** Start of DATA IN THIS EXERCISE **

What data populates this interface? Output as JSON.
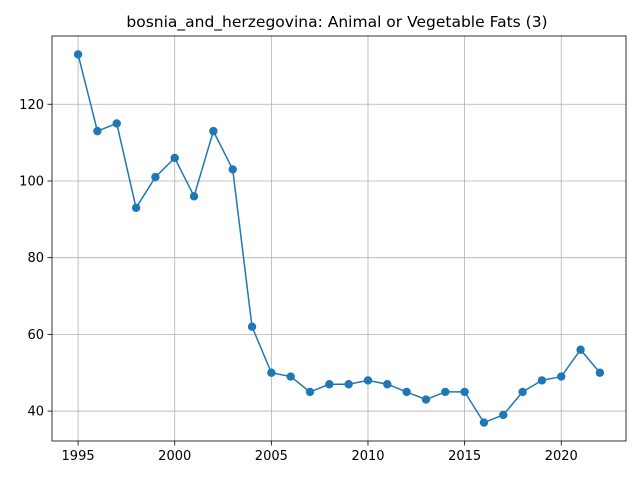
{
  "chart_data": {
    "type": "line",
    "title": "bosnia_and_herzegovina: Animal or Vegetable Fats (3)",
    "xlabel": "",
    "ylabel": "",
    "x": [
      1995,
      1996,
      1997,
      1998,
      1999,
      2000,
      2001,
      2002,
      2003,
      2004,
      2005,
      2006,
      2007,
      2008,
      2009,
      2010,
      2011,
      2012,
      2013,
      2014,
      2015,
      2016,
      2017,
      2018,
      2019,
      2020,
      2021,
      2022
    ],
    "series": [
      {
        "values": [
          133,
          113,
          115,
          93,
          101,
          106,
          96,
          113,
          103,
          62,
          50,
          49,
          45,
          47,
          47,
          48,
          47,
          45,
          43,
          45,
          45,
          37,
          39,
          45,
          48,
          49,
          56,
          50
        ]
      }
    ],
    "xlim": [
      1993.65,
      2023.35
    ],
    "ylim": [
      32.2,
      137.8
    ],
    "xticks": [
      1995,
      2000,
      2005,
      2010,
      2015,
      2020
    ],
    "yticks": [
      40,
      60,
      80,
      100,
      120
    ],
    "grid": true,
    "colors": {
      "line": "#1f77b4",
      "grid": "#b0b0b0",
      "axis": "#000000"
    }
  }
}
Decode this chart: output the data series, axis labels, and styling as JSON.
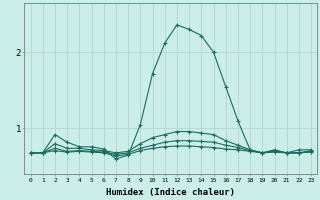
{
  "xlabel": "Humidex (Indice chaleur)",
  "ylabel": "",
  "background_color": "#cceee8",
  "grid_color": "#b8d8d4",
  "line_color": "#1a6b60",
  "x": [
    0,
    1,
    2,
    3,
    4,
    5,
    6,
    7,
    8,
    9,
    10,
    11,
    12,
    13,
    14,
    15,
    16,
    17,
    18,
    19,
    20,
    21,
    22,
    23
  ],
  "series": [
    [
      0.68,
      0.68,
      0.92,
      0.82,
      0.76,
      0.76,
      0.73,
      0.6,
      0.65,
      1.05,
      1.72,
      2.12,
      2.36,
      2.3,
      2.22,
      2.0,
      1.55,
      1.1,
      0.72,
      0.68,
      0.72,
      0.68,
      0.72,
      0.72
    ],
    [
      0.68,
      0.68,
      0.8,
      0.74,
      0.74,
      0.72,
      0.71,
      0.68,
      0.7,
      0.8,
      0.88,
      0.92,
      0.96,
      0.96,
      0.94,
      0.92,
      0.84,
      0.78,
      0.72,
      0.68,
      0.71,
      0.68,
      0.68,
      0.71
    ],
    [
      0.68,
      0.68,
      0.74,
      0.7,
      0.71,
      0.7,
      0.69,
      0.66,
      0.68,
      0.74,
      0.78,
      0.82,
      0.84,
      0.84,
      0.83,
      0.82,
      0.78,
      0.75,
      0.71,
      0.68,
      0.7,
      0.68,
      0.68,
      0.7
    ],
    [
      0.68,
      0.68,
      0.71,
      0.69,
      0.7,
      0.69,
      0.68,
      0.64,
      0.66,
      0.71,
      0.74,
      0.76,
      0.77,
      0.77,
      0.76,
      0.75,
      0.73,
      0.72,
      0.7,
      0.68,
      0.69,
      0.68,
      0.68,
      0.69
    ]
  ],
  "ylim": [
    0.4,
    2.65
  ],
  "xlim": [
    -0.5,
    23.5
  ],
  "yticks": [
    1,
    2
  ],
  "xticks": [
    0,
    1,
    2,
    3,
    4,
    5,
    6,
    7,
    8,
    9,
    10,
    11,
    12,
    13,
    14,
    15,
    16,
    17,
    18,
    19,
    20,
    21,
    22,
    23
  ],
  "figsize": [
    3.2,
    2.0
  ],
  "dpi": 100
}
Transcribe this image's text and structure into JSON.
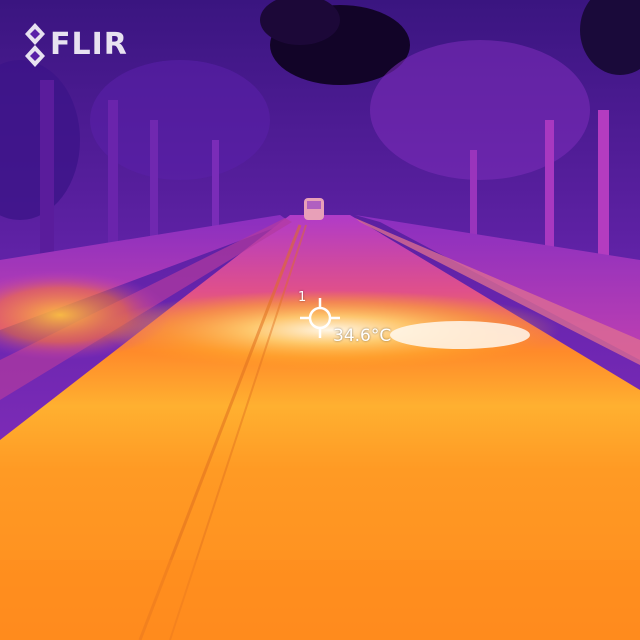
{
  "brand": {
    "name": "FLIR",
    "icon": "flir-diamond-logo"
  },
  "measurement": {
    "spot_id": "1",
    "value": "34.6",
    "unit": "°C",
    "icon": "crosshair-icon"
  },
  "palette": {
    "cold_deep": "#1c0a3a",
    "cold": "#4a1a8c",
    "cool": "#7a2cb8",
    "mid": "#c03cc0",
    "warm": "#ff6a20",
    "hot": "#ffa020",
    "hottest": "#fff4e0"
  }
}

** End of DATA IN THIS EXERCISE **

**WORK TO COMPLETE:** Every line above that contains the word "series" should be reported.

**THE REPLY:**
    "series": [
Decode this chart: output the data series, axis labels, and styling as JSON.
  "series": [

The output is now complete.